Supplied entries
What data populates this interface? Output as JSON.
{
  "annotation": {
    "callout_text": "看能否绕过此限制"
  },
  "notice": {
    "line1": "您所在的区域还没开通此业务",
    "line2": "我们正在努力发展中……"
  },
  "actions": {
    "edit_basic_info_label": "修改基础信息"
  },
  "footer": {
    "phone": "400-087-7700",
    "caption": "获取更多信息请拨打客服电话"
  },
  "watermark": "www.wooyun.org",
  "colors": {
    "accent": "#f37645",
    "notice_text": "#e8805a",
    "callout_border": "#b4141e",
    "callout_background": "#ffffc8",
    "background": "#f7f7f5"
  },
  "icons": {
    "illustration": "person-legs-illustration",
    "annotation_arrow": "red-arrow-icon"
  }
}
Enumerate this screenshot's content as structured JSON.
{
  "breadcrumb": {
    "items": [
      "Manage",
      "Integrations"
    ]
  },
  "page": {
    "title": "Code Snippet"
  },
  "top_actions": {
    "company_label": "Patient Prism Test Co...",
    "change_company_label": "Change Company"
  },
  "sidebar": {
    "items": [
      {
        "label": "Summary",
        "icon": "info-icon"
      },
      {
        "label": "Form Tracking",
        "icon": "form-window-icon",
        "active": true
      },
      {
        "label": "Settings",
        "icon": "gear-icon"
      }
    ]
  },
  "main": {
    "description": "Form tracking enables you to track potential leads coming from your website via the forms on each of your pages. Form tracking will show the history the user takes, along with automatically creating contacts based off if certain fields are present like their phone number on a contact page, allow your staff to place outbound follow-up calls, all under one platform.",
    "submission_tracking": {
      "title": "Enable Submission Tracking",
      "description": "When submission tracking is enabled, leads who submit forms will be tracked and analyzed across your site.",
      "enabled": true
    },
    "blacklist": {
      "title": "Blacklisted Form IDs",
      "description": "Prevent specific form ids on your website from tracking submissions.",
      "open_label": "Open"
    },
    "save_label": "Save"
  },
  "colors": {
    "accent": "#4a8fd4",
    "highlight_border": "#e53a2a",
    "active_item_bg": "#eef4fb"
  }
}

Requirements
Give back all the records exactly as they stand.

Result
What data populates this interface? Output as JSON.
{
  "annotation": {
    "callout_text": "看能否绕过此限制"
  },
  "notice": {
    "line1": "您所在的区域还没开通此业务",
    "line2": "我们正在努力发展中……"
  },
  "actions": {
    "edit_basic_info_label": "修改基础信息"
  },
  "footer": {
    "phone": "400-087-7700",
    "caption": "获取更多信息请拨打客服电话"
  },
  "watermark": "www.wooyun.org",
  "colors": {
    "accent": "#f37645",
    "notice_text": "#e8805a",
    "callout_border": "#b4141e",
    "callout_background": "#ffffc8",
    "background": "#f7f7f5"
  },
  "icons": {
    "illustration": "person-legs-illustration",
    "annotation_arrow": "red-arrow-icon"
  }
}
Enumerate this screenshot's content as structured JSON.
{
  "breadcrumb": {
    "items": [
      "Manage",
      "Integrations"
    ]
  },
  "page": {
    "title": "Code Snippet"
  },
  "top_actions": {
    "company_label": "Patient Prism Test Co...",
    "change_company_label": "Change Company"
  },
  "sidebar": {
    "items": [
      {
        "label": "Summary",
        "icon": "info-icon"
      },
      {
        "label": "Form Tracking",
        "icon": "form-window-icon",
        "active": true
      },
      {
        "label": "Settings",
        "icon": "gear-icon"
      }
    ]
  },
  "main": {
    "description": "Form tracking enables you to track potential leads coming from your website via the forms on each of your pages. Form tracking will show the history the user takes, along with automatically creating contacts based off if certain fields are present like their phone number on a contact page, allow your staff to place outbound follow-up calls, all under one platform.",
    "submission_tracking": {
      "title": "Enable Submission Tracking",
      "description": "When submission tracking is enabled, leads who submit forms will be tracked and analyzed across your site.",
      "enabled": true
    },
    "blacklist": {
      "title": "Blacklisted Form IDs",
      "description": "Prevent specific form ids on your website from tracking submissions.",
      "open_label": "Open"
    },
    "save_label": "Save"
  },
  "colors": {
    "accent": "#4a8fd4",
    "highlight_border": "#e53a2a",
    "active_item_bg": "#eef4fb"
  }
}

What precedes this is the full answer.